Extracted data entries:
---

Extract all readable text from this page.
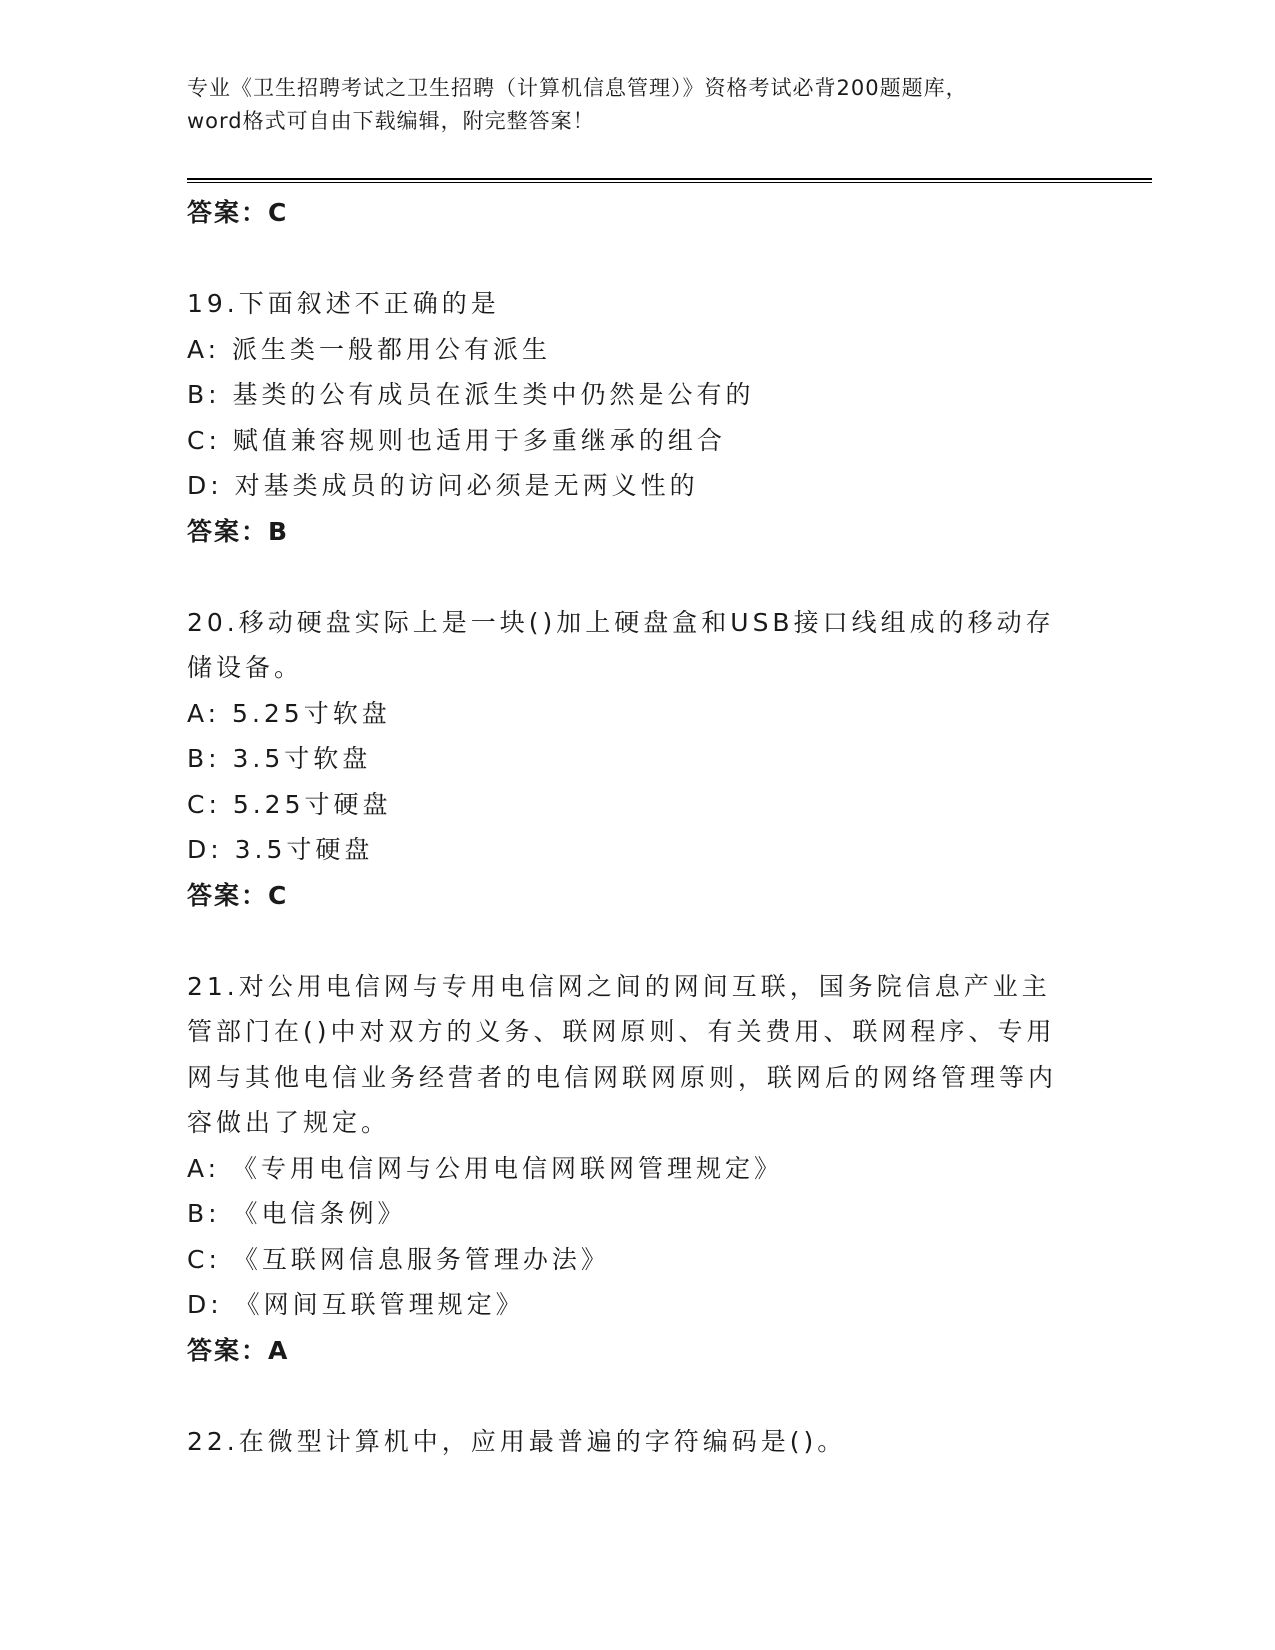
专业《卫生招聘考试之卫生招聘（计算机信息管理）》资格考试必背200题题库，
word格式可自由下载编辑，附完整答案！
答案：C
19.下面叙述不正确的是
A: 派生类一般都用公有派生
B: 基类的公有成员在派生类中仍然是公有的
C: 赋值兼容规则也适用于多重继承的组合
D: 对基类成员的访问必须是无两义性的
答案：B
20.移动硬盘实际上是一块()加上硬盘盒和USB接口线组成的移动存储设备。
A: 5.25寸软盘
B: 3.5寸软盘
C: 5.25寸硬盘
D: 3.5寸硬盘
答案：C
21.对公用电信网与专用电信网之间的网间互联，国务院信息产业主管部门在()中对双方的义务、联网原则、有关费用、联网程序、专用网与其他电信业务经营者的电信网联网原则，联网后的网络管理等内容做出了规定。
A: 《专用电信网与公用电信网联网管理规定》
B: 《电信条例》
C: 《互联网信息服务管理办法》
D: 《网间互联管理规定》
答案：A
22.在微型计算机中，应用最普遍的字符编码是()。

---

**INSTRUCTIONS TO FOLLOW:**
All of the data above should be quoted exactly, except for the pictures.

**CORRECT ANSWER:**
Extract all readable text from this page.
专业《卫生招聘考试之卫生招聘（计算机信息管理）》资格考试必背200题题库，
word格式可自由下载编辑，附完整答案！
答案：C
19.下面叙述不正确的是
A: 派生类一般都用公有派生
B: 基类的公有成员在派生类中仍然是公有的
C: 赋值兼容规则也适用于多重继承的组合
D: 对基类成员的访问必须是无两义性的
答案：B
20.移动硬盘实际上是一块()加上硬盘盒和USB接口线组成的移动存储设备。
A: 5.25寸软盘
B: 3.5寸软盘
C: 5.25寸硬盘
D: 3.5寸硬盘
答案：C
21.对公用电信网与专用电信网之间的网间互联，国务院信息产业主管部门在()中对双方的义务、联网原则、有关费用、联网程序、专用网与其他电信业务经营者的电信网联网原则，联网后的网络管理等内容做出了规定。
A: 《专用电信网与公用电信网联网管理规定》
B: 《电信条例》
C: 《互联网信息服务管理办法》
D: 《网间互联管理规定》
答案：A
22.在微型计算机中，应用最普遍的字符编码是()。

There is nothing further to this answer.